* _EXERCISE TASK_
From the entries that follow, extract each line holding the string "battery".

* _DATASET ROWS_
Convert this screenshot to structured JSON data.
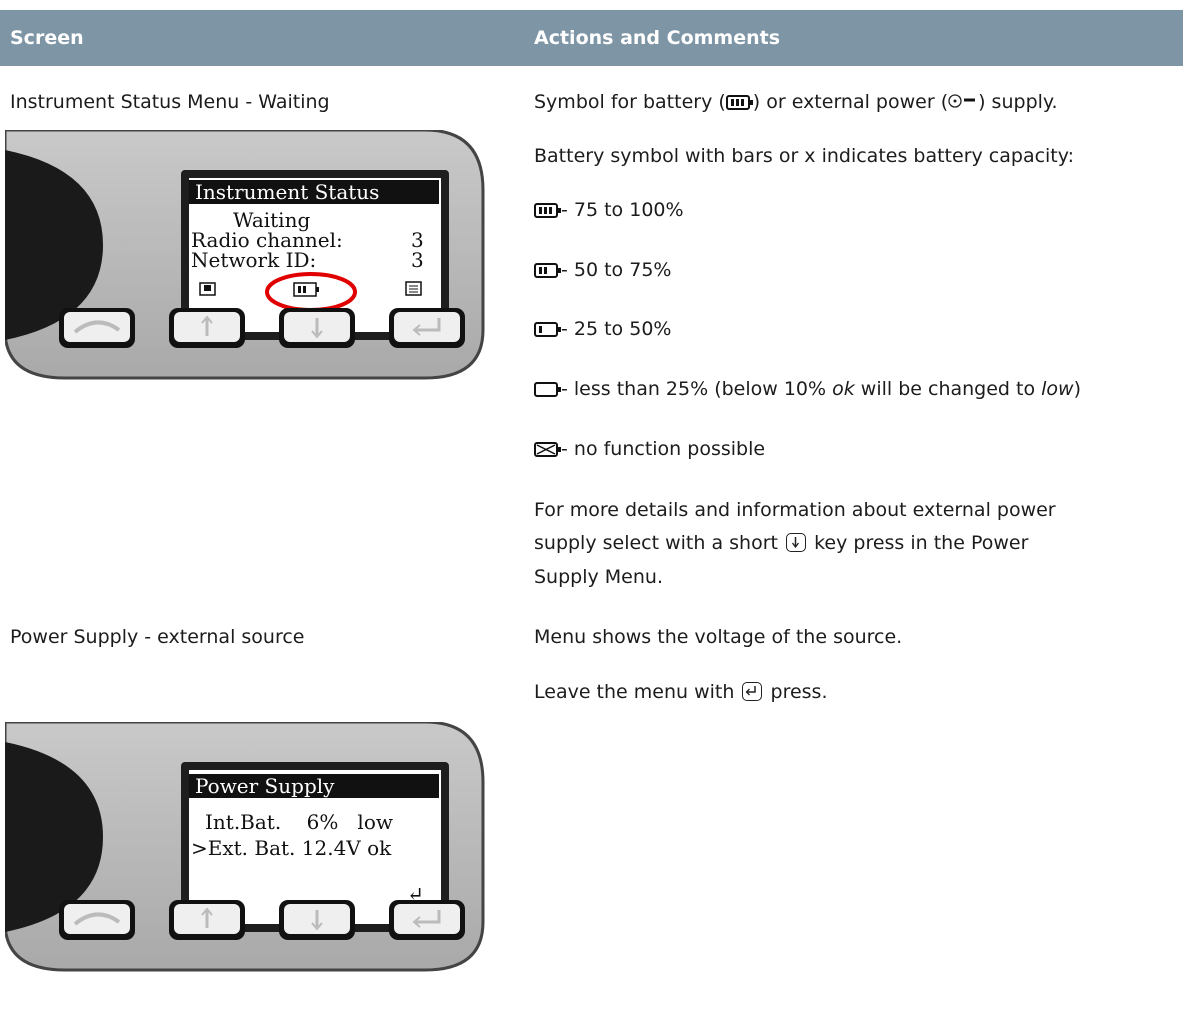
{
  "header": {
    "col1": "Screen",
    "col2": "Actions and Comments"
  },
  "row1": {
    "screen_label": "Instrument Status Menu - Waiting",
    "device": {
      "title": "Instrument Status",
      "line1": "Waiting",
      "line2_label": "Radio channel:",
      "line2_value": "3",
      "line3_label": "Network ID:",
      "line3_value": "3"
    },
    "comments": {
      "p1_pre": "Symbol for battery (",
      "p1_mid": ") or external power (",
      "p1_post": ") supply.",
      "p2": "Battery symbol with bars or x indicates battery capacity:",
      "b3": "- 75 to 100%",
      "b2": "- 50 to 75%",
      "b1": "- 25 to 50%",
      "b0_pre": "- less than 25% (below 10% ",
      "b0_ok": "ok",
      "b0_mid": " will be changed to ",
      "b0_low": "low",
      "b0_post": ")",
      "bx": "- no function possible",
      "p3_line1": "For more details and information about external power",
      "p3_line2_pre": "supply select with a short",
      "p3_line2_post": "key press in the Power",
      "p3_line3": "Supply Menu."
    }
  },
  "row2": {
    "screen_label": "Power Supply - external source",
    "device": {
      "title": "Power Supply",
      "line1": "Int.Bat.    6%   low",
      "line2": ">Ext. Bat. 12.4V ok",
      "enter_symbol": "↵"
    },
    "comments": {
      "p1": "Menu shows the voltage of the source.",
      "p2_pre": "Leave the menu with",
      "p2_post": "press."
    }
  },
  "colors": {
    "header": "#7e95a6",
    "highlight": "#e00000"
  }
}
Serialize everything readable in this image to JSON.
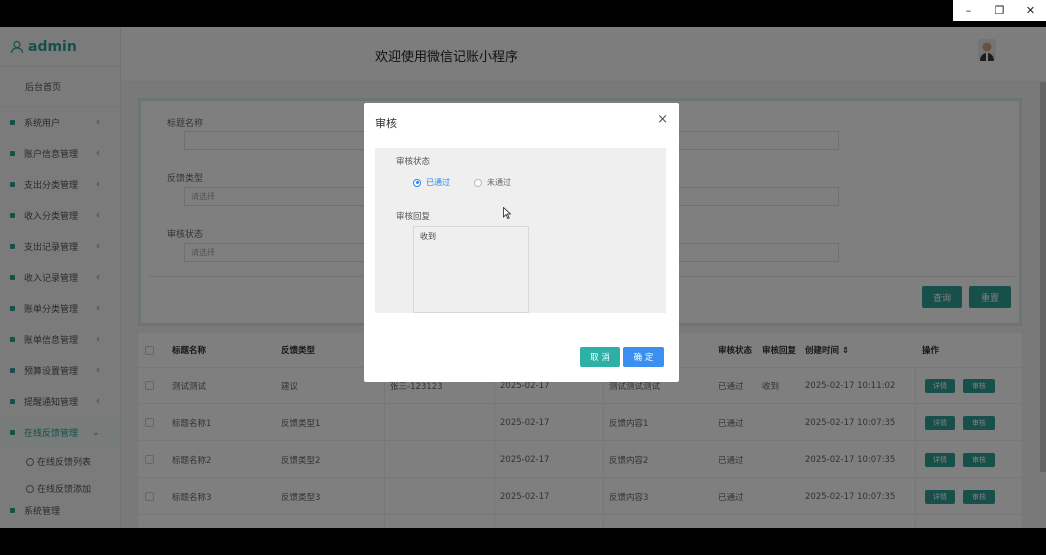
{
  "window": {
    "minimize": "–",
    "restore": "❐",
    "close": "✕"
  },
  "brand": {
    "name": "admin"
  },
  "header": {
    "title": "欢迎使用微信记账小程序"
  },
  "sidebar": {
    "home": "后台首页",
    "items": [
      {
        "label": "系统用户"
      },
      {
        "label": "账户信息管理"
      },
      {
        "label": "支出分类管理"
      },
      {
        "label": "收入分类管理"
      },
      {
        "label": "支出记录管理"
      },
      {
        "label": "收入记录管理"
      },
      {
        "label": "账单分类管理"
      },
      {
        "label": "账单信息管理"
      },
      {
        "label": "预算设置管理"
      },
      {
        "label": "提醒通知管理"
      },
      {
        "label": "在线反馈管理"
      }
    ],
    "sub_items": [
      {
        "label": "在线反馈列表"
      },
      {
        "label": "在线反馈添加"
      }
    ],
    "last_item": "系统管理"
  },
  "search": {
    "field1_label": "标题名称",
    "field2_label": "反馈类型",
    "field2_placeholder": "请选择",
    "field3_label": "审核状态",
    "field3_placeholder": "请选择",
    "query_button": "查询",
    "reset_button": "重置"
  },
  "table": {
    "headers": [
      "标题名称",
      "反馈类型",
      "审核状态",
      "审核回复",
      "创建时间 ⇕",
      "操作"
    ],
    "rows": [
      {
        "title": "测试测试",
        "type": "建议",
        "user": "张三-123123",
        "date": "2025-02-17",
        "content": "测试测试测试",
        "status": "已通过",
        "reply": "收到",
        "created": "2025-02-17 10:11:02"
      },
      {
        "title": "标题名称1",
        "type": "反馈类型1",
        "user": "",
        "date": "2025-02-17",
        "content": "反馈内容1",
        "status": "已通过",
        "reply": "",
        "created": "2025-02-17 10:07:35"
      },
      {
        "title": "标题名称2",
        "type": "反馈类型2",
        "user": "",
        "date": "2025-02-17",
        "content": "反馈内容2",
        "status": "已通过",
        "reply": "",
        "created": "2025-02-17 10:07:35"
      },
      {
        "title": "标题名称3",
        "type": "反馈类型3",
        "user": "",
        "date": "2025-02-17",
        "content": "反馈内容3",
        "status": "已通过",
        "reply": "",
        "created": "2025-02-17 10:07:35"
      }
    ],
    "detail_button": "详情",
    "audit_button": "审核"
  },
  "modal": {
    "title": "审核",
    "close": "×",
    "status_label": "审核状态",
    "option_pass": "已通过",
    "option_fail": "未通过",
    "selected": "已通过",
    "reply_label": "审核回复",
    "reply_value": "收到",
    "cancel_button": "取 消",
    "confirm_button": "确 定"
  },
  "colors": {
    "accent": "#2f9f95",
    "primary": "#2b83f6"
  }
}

* _RESPONSE FOR THIS EXERCISE_
      "p1_pre": "Symbol for battery (",
      "p2": "Battery symbol with bars or x indicates battery capacity:",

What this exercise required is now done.